Collect all lines below with the string "Transcribe".

-- Start Data for the task --

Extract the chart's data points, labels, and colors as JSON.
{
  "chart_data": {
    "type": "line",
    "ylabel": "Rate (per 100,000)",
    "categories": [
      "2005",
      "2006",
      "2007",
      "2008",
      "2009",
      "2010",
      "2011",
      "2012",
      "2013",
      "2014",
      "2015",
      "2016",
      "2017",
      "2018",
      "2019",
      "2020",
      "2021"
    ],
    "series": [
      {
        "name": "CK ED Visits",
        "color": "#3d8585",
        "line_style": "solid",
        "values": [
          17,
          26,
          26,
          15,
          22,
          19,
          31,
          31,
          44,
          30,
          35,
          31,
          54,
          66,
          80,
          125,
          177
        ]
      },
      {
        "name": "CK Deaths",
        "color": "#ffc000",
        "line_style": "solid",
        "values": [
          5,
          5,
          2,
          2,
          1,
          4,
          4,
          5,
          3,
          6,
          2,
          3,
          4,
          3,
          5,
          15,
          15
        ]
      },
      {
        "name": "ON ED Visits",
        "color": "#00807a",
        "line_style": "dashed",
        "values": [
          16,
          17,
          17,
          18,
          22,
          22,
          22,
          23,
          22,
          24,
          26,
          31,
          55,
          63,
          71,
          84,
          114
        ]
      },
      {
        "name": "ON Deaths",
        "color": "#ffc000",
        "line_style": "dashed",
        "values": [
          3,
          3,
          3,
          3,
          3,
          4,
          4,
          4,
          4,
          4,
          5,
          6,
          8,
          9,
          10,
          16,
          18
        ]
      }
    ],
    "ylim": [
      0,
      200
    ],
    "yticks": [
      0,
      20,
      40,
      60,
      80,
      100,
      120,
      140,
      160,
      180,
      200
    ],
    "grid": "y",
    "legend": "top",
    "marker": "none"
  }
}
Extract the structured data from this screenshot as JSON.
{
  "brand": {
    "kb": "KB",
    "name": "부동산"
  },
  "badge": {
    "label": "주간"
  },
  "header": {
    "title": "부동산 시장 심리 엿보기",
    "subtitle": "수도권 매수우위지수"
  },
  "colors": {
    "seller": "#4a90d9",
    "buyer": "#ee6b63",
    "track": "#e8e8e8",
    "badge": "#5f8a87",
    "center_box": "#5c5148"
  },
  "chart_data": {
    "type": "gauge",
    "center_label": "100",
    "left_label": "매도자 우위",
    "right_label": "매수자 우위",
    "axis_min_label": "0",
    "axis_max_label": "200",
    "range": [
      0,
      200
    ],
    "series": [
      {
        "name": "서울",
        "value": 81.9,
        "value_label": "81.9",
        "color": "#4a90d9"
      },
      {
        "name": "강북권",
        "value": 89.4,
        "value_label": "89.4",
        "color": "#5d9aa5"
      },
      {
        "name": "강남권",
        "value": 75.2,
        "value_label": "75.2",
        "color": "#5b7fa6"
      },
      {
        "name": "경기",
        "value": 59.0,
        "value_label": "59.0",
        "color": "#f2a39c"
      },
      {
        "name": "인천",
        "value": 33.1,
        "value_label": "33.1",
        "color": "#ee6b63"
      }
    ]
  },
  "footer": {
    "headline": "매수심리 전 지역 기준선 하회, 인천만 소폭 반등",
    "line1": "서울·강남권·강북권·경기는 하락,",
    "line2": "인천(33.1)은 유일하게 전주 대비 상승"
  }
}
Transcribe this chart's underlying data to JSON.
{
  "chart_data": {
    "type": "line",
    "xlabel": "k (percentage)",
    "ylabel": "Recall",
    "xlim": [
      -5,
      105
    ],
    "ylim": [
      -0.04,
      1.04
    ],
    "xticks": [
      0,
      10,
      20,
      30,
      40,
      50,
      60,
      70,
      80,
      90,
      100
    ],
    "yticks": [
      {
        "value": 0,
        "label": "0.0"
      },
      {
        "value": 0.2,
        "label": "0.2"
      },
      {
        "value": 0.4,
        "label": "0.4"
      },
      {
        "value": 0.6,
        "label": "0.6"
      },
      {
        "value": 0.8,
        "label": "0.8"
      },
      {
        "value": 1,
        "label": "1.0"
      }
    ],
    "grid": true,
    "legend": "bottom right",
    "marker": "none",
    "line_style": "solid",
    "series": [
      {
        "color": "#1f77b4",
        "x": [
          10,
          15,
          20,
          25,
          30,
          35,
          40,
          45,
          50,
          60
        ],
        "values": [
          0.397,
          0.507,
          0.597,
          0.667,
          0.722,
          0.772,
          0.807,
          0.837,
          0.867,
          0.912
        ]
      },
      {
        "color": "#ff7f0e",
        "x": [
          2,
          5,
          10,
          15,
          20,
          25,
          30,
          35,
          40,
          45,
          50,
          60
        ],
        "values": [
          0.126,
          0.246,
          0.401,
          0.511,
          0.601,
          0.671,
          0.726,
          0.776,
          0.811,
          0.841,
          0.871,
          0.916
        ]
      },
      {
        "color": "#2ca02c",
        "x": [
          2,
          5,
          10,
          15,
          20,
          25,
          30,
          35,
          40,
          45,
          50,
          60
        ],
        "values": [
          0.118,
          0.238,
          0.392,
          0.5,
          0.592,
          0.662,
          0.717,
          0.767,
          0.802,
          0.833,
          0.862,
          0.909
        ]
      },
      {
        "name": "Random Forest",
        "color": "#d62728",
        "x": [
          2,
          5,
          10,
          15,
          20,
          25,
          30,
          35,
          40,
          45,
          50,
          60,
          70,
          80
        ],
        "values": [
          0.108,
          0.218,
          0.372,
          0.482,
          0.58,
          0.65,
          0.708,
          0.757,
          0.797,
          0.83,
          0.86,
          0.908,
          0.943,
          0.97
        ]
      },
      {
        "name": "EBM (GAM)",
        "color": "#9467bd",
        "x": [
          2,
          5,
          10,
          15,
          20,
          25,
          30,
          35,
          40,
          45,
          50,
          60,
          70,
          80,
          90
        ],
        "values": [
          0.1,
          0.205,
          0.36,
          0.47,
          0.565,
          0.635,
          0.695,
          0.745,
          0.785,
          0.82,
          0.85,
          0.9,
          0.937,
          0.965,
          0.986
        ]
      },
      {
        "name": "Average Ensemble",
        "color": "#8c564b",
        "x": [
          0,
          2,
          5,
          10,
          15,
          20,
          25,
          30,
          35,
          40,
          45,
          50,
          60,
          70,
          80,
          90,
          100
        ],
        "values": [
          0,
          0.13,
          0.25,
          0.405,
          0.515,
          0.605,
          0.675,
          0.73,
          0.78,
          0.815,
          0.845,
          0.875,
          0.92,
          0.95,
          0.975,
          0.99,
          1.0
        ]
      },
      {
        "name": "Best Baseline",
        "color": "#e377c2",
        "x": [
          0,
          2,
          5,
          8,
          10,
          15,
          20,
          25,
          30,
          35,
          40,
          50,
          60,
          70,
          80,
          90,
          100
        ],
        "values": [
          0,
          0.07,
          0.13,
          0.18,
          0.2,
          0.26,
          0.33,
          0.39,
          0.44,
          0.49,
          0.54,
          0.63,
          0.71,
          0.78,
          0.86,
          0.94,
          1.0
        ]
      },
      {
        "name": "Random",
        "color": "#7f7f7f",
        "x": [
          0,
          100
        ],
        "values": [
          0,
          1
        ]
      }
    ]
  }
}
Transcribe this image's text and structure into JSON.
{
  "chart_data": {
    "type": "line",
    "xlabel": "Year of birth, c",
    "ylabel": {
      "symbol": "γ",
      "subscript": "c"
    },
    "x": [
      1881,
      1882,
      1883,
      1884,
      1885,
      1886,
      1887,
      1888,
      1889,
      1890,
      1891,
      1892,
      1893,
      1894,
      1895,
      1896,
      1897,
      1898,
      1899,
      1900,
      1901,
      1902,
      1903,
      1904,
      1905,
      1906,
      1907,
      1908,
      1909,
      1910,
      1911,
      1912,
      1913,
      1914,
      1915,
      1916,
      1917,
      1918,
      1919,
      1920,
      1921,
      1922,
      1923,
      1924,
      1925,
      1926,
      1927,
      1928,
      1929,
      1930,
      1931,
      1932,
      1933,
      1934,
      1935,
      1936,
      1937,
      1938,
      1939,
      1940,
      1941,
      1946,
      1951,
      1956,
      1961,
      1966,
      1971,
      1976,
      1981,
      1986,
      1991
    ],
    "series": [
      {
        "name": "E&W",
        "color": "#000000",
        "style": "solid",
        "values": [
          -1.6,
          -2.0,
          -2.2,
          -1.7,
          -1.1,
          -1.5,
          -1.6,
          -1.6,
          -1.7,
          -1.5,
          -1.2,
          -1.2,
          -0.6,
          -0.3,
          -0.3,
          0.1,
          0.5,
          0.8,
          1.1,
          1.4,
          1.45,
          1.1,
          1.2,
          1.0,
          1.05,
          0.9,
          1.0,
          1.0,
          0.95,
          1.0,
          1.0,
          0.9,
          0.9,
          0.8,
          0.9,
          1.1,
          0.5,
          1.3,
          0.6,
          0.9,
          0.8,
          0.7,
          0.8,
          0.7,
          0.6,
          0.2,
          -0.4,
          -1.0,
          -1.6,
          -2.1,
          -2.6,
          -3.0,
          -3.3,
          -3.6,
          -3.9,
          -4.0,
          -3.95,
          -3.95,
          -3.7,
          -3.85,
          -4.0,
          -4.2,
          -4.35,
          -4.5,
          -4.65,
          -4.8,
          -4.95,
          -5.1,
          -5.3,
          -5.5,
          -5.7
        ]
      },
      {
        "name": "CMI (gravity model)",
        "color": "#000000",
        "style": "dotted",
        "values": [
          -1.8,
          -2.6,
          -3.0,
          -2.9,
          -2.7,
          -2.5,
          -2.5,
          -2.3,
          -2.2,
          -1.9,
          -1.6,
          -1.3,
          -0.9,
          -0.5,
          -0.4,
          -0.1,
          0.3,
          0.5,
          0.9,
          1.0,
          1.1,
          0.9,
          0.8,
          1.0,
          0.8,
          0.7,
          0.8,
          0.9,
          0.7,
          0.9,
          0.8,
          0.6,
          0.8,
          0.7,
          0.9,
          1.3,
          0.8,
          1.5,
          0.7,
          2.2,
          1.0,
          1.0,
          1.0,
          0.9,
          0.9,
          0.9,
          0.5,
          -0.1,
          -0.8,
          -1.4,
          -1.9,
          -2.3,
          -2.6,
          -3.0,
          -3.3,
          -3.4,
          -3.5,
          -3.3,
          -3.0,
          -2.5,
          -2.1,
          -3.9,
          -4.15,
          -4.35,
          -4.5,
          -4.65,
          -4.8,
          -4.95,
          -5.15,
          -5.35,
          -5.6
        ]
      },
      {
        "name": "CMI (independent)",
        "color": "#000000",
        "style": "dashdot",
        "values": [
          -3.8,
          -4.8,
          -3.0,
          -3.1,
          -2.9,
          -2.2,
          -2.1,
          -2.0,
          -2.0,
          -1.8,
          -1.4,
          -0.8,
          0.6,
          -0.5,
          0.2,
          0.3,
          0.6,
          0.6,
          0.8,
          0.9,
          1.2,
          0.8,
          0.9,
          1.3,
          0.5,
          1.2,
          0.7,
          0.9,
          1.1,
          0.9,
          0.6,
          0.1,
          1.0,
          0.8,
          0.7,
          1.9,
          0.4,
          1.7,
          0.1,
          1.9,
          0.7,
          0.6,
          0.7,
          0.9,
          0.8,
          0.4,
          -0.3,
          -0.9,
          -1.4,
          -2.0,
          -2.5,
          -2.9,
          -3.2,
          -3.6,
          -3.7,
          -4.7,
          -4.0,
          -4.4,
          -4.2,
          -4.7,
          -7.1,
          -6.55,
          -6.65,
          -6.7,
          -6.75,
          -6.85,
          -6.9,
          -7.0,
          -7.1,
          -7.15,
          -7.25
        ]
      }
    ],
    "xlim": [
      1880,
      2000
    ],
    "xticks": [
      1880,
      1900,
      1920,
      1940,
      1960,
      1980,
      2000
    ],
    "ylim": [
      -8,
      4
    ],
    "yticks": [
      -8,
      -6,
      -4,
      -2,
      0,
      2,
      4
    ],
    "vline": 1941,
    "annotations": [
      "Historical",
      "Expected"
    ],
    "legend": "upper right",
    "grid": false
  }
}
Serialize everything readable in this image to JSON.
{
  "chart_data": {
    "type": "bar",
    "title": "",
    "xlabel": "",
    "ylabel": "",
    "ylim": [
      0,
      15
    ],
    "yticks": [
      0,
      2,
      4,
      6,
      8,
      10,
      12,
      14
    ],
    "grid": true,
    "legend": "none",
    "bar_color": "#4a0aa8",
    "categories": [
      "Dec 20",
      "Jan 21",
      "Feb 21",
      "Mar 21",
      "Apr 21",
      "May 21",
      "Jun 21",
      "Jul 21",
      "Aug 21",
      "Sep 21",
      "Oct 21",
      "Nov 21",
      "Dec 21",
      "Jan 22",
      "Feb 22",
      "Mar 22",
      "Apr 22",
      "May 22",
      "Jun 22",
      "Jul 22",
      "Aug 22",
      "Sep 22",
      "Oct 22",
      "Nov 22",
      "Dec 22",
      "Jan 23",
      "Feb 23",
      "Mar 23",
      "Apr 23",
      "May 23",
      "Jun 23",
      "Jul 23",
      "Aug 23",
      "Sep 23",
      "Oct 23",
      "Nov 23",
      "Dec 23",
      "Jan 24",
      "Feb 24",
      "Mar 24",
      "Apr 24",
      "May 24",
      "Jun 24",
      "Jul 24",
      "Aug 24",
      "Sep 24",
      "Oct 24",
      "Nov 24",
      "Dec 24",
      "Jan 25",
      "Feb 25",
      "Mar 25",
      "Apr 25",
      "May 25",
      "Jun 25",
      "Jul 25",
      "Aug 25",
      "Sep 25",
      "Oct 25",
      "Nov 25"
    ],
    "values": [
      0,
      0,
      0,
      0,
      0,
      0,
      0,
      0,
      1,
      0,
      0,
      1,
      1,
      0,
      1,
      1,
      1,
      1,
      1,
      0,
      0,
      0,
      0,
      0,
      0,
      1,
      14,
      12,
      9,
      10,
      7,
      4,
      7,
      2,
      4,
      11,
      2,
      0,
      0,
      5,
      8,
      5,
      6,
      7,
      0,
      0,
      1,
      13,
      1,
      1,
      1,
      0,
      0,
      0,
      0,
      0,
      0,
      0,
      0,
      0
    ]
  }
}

-- End Data for the task --

- [Written response]
Transcribe this chart's underlying data to JSON.
Transcribe this image's text and structure into JSON.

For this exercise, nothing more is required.